Task inputs:
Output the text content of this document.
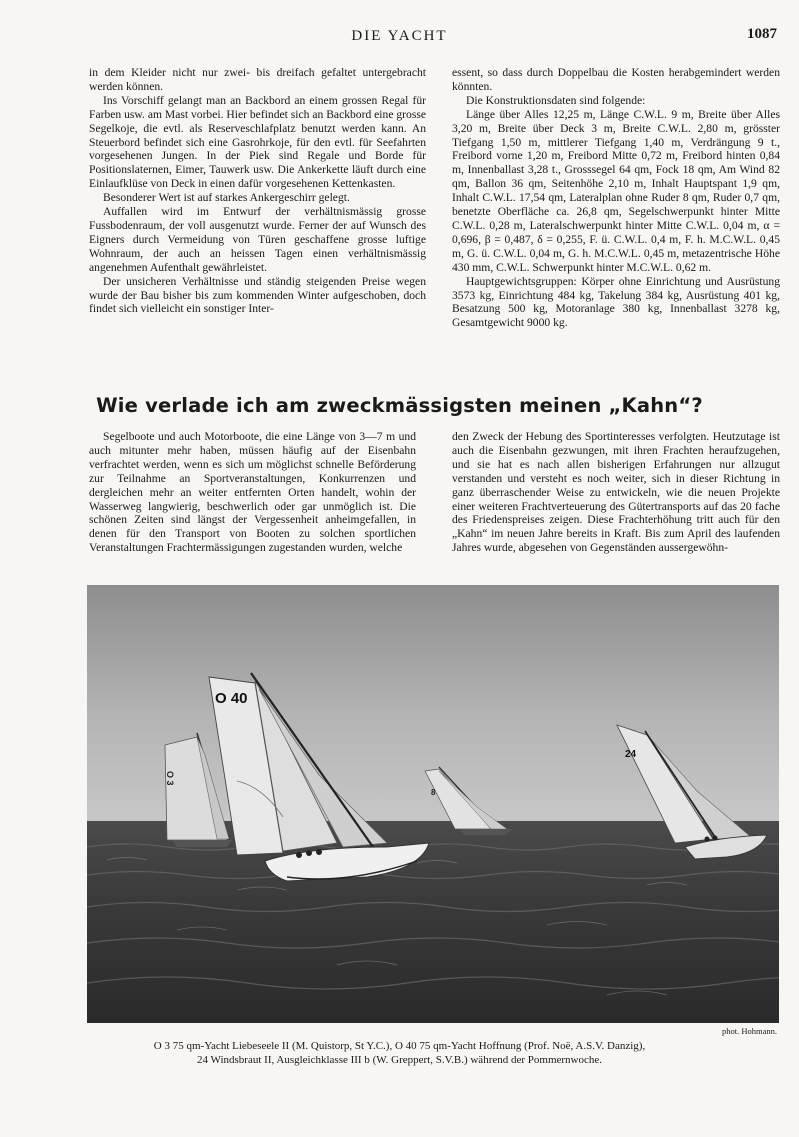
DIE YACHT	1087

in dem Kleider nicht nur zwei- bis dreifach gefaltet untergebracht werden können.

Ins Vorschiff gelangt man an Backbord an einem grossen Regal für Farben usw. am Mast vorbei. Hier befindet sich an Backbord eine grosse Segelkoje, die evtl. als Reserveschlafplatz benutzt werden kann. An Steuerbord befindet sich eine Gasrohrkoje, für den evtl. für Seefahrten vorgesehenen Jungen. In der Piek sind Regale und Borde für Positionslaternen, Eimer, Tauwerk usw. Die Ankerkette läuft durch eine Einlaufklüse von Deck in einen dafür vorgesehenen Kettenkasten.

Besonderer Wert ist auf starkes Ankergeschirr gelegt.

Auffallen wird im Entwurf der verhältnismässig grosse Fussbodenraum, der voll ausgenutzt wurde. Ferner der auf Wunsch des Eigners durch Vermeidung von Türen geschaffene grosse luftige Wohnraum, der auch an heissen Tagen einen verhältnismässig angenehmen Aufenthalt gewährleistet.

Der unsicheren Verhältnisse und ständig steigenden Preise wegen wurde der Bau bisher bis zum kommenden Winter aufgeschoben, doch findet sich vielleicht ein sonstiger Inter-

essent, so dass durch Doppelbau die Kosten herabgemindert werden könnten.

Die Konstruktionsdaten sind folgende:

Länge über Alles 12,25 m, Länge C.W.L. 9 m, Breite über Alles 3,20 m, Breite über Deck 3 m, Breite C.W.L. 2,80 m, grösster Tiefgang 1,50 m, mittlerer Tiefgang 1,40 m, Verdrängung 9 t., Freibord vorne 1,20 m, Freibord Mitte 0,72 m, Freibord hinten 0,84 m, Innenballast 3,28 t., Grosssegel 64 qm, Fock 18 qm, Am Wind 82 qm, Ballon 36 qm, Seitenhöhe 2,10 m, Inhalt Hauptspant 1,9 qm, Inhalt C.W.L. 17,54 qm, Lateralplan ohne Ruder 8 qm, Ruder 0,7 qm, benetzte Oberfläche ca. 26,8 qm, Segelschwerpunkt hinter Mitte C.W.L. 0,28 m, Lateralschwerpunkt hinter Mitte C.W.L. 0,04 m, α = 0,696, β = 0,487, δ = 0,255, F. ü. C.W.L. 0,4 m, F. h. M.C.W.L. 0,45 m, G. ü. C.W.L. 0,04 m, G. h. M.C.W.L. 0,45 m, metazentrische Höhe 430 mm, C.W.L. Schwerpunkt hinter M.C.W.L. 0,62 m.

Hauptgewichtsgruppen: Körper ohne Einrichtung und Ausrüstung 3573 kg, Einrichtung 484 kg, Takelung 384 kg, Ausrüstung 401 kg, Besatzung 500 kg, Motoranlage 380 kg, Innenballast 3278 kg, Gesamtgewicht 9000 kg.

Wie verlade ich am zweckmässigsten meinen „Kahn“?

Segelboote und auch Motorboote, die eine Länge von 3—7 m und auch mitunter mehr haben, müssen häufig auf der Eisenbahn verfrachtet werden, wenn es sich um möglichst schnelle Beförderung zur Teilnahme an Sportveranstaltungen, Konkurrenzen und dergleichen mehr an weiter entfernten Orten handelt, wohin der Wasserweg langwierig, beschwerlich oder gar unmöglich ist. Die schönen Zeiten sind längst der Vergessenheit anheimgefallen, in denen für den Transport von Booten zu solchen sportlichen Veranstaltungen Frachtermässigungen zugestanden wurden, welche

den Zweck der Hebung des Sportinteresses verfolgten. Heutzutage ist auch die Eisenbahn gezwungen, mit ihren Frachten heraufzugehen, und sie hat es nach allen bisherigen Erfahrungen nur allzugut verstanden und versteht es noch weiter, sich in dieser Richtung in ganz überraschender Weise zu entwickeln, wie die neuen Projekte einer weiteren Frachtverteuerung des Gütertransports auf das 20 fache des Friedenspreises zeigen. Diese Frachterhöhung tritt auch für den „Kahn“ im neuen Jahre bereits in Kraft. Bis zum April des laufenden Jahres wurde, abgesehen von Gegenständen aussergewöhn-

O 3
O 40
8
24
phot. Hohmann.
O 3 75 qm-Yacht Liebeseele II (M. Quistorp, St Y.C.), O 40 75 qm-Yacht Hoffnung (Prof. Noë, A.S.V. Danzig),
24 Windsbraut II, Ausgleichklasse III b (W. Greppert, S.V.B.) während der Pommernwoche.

Given exercise:
Repeat the records above exactly, leaving out the pictures.

Written answer:
Output the text content of this document.
DIE YACHT	1087

in dem Kleider nicht nur zwei- bis dreifach gefaltet untergebracht werden können.

Ins Vorschiff gelangt man an Backbord an einem grossen Regal für Farben usw. am Mast vorbei. Hier befindet sich an Backbord eine grosse Segelkoje, die evtl. als Reserveschlafplatz benutzt werden kann. An Steuerbord befindet sich eine Gasrohrkoje, für den evtl. für Seefahrten vorgesehenen Jungen. In der Piek sind Regale und Borde für Positionslaternen, Eimer, Tauwerk usw. Die Ankerkette läuft durch eine Einlaufklüse von Deck in einen dafür vorgesehenen Kettenkasten.

Besonderer Wert ist auf starkes Ankergeschirr gelegt.

Auffallen wird im Entwurf der verhältnismässig grosse Fussbodenraum, der voll ausgenutzt wurde. Ferner der auf Wunsch des Eigners durch Vermeidung von Türen geschaffene grosse luftige Wohnraum, der auch an heissen Tagen einen verhältnismässig angenehmen Aufenthalt gewährleistet.

Der unsicheren Verhältnisse und ständig steigenden Preise wegen wurde der Bau bisher bis zum kommenden Winter aufgeschoben, doch findet sich vielleicht ein sonstiger Inter-

essent, so dass durch Doppelbau die Kosten herabgemindert werden könnten.

Die Konstruktionsdaten sind folgende:

Länge über Alles 12,25 m, Länge C.W.L. 9 m, Breite über Alles 3,20 m, Breite über Deck 3 m, Breite C.W.L. 2,80 m, grösster Tiefgang 1,50 m, mittlerer Tiefgang 1,40 m, Verdrängung 9 t., Freibord vorne 1,20 m, Freibord Mitte 0,72 m, Freibord hinten 0,84 m, Innenballast 3,28 t., Grosssegel 64 qm, Fock 18 qm, Am Wind 82 qm, Ballon 36 qm, Seitenhöhe 2,10 m, Inhalt Hauptspant 1,9 qm, Inhalt C.W.L. 17,54 qm, Lateralplan ohne Ruder 8 qm, Ruder 0,7 qm, benetzte Oberfläche ca. 26,8 qm, Segelschwerpunkt hinter Mitte C.W.L. 0,28 m, Lateralschwerpunkt hinter Mitte C.W.L. 0,04 m, α = 0,696, β = 0,487, δ = 0,255, F. ü. C.W.L. 0,4 m, F. h. M.C.W.L. 0,45 m, G. ü. C.W.L. 0,04 m, G. h. M.C.W.L. 0,45 m, metazentrische Höhe 430 mm, C.W.L. Schwerpunkt hinter M.C.W.L. 0,62 m.

Hauptgewichtsgruppen: Körper ohne Einrichtung und Ausrüstung 3573 kg, Einrichtung 484 kg, Takelung 384 kg, Ausrüstung 401 kg, Besatzung 500 kg, Motoranlage 380 kg, Innenballast 3278 kg, Gesamtgewicht 9000 kg.

Wie verlade ich am zweckmässigsten meinen „Kahn“?

Segelboote und auch Motorboote, die eine Länge von 3—7 m und auch mitunter mehr haben, müssen häufig auf der Eisenbahn verfrachtet werden, wenn es sich um möglichst schnelle Beförderung zur Teilnahme an Sportveranstaltungen, Konkurrenzen und dergleichen mehr an weiter entfernten Orten handelt, wohin der Wasserweg langwierig, beschwerlich oder gar unmöglich ist. Die schönen Zeiten sind längst der Vergessenheit anheimgefallen, in denen für den Transport von Booten zu solchen sportlichen Veranstaltungen Frachtermässigungen zugestanden wurden, welche

den Zweck der Hebung des Sportinteresses verfolgten. Heutzutage ist auch die Eisenbahn gezwungen, mit ihren Frachten heraufzugehen, und sie hat es nach allen bisherigen Erfahrungen nur allzugut verstanden und versteht es noch weiter, sich in dieser Richtung in ganz überraschender Weise zu entwickeln, wie die neuen Projekte einer weiteren Frachtverteuerung des Gütertransports auf das 20 fache des Friedenspreises zeigen. Diese Frachterhöhung tritt auch für den „Kahn“ im neuen Jahre bereits in Kraft. Bis zum April des laufenden Jahres wurde, abgesehen von Gegenständen aussergewöhn-

O 3
O 40
8
24
phot. Hohmann.
O 3 75 qm-Yacht Liebeseele II (M. Quistorp, St Y.C.), O 40 75 qm-Yacht Hoffnung (Prof. Noë, A.S.V. Danzig),
24 Windsbraut II, Ausgleichklasse III b (W. Greppert, S.V.B.) während der Pommernwoche.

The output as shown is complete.